"""
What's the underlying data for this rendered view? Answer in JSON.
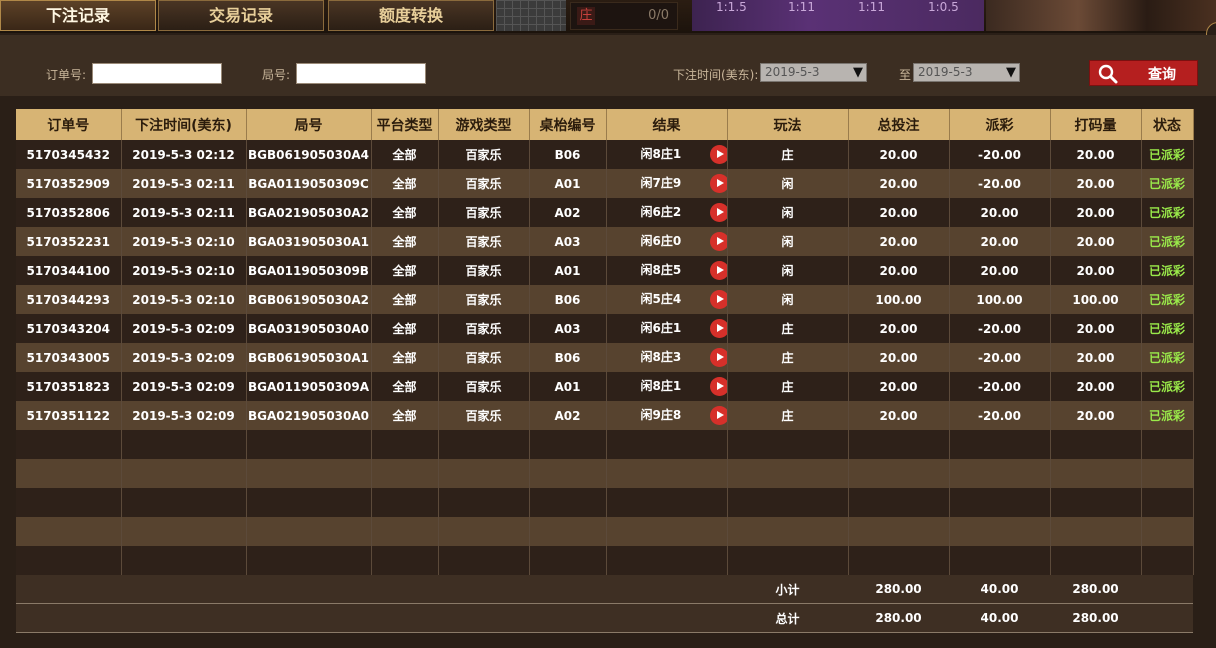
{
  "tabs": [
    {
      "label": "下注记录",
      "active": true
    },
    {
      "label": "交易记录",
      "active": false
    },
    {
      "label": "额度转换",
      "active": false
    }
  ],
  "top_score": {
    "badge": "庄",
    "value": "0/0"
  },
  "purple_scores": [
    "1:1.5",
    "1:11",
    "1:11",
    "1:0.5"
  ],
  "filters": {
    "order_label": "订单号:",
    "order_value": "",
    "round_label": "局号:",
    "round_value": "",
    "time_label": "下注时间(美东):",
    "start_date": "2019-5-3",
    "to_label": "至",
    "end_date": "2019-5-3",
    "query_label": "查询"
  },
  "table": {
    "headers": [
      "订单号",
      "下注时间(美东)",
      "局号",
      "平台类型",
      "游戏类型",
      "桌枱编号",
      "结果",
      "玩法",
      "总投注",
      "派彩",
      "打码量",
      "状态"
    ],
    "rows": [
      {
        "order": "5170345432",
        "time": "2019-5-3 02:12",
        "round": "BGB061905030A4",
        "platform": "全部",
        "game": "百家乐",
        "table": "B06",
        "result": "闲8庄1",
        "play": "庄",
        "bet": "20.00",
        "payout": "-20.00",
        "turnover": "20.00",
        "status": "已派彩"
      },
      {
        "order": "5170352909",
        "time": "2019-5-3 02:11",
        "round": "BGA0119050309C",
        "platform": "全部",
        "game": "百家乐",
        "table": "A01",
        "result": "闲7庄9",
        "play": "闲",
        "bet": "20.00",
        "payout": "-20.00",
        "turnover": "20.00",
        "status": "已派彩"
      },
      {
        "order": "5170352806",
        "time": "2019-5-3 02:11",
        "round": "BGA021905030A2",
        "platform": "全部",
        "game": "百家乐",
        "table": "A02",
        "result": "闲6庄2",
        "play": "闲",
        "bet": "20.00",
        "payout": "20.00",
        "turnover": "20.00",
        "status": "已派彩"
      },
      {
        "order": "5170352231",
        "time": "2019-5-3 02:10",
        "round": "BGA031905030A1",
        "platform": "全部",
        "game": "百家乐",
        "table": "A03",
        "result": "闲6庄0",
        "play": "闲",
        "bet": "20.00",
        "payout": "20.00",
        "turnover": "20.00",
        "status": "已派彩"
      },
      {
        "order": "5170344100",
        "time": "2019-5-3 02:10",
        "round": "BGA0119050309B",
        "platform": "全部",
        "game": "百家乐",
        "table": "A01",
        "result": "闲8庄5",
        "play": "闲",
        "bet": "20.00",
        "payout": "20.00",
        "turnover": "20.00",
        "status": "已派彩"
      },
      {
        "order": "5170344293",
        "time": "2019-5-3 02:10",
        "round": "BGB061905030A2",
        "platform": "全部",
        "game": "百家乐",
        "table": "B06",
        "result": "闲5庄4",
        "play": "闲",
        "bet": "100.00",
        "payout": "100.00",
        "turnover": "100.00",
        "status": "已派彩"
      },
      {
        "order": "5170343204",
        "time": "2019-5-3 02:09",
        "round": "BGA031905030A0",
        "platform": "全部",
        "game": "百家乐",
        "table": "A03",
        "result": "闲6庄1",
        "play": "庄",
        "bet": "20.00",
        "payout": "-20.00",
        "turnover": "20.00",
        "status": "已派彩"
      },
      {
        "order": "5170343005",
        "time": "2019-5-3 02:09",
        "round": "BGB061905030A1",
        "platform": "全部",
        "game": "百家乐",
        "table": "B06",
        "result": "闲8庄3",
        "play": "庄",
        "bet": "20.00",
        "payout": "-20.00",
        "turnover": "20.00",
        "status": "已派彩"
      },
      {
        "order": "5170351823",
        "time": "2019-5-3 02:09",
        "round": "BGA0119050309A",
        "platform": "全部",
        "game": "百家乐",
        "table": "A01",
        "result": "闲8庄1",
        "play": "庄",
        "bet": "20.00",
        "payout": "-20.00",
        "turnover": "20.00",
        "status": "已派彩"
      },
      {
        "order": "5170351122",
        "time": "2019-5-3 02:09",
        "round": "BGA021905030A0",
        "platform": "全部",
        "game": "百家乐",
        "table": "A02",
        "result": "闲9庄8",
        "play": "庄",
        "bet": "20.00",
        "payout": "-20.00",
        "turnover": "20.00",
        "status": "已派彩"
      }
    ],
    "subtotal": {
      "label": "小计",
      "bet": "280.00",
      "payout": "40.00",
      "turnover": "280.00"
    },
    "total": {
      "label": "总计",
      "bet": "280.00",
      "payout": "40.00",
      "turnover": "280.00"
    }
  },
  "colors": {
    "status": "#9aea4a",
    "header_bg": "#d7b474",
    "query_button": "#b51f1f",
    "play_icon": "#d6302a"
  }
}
"""
## Direction
Leave out the pictures and retype every line above exactly.

## Task answer
What's the underlying data for this rendered view? Answer in JSON.
{
  "tabs": [
    {
      "label": "下注记录",
      "active": true
    },
    {
      "label": "交易记录",
      "active": false
    },
    {
      "label": "额度转换",
      "active": false
    }
  ],
  "top_score": {
    "badge": "庄",
    "value": "0/0"
  },
  "purple_scores": [
    "1:1.5",
    "1:11",
    "1:11",
    "1:0.5"
  ],
  "filters": {
    "order_label": "订单号:",
    "order_value": "",
    "round_label": "局号:",
    "round_value": "",
    "time_label": "下注时间(美东):",
    "start_date": "2019-5-3",
    "to_label": "至",
    "end_date": "2019-5-3",
    "query_label": "查询"
  },
  "table": {
    "headers": [
      "订单号",
      "下注时间(美东)",
      "局号",
      "平台类型",
      "游戏类型",
      "桌枱编号",
      "结果",
      "玩法",
      "总投注",
      "派彩",
      "打码量",
      "状态"
    ],
    "rows": [
      {
        "order": "5170345432",
        "time": "2019-5-3 02:12",
        "round": "BGB061905030A4",
        "platform": "全部",
        "game": "百家乐",
        "table": "B06",
        "result": "闲8庄1",
        "play": "庄",
        "bet": "20.00",
        "payout": "-20.00",
        "turnover": "20.00",
        "status": "已派彩"
      },
      {
        "order": "5170352909",
        "time": "2019-5-3 02:11",
        "round": "BGA0119050309C",
        "platform": "全部",
        "game": "百家乐",
        "table": "A01",
        "result": "闲7庄9",
        "play": "闲",
        "bet": "20.00",
        "payout": "-20.00",
        "turnover": "20.00",
        "status": "已派彩"
      },
      {
        "order": "5170352806",
        "time": "2019-5-3 02:11",
        "round": "BGA021905030A2",
        "platform": "全部",
        "game": "百家乐",
        "table": "A02",
        "result": "闲6庄2",
        "play": "闲",
        "bet": "20.00",
        "payout": "20.00",
        "turnover": "20.00",
        "status": "已派彩"
      },
      {
        "order": "5170352231",
        "time": "2019-5-3 02:10",
        "round": "BGA031905030A1",
        "platform": "全部",
        "game": "百家乐",
        "table": "A03",
        "result": "闲6庄0",
        "play": "闲",
        "bet": "20.00",
        "payout": "20.00",
        "turnover": "20.00",
        "status": "已派彩"
      },
      {
        "order": "5170344100",
        "time": "2019-5-3 02:10",
        "round": "BGA0119050309B",
        "platform": "全部",
        "game": "百家乐",
        "table": "A01",
        "result": "闲8庄5",
        "play": "闲",
        "bet": "20.00",
        "payout": "20.00",
        "turnover": "20.00",
        "status": "已派彩"
      },
      {
        "order": "5170344293",
        "time": "2019-5-3 02:10",
        "round": "BGB061905030A2",
        "platform": "全部",
        "game": "百家乐",
        "table": "B06",
        "result": "闲5庄4",
        "play": "闲",
        "bet": "100.00",
        "payout": "100.00",
        "turnover": "100.00",
        "status": "已派彩"
      },
      {
        "order": "5170343204",
        "time": "2019-5-3 02:09",
        "round": "BGA031905030A0",
        "platform": "全部",
        "game": "百家乐",
        "table": "A03",
        "result": "闲6庄1",
        "play": "庄",
        "bet": "20.00",
        "payout": "-20.00",
        "turnover": "20.00",
        "status": "已派彩"
      },
      {
        "order": "5170343005",
        "time": "2019-5-3 02:09",
        "round": "BGB061905030A1",
        "platform": "全部",
        "game": "百家乐",
        "table": "B06",
        "result": "闲8庄3",
        "play": "庄",
        "bet": "20.00",
        "payout": "-20.00",
        "turnover": "20.00",
        "status": "已派彩"
      },
      {
        "order": "5170351823",
        "time": "2019-5-3 02:09",
        "round": "BGA0119050309A",
        "platform": "全部",
        "game": "百家乐",
        "table": "A01",
        "result": "闲8庄1",
        "play": "庄",
        "bet": "20.00",
        "payout": "-20.00",
        "turnover": "20.00",
        "status": "已派彩"
      },
      {
        "order": "5170351122",
        "time": "2019-5-3 02:09",
        "round": "BGA021905030A0",
        "platform": "全部",
        "game": "百家乐",
        "table": "A02",
        "result": "闲9庄8",
        "play": "庄",
        "bet": "20.00",
        "payout": "-20.00",
        "turnover": "20.00",
        "status": "已派彩"
      }
    ],
    "subtotal": {
      "label": "小计",
      "bet": "280.00",
      "payout": "40.00",
      "turnover": "280.00"
    },
    "total": {
      "label": "总计",
      "bet": "280.00",
      "payout": "40.00",
      "turnover": "280.00"
    }
  },
  "colors": {
    "status": "#9aea4a",
    "header_bg": "#d7b474",
    "query_button": "#b51f1f",
    "play_icon": "#d6302a"
  }
}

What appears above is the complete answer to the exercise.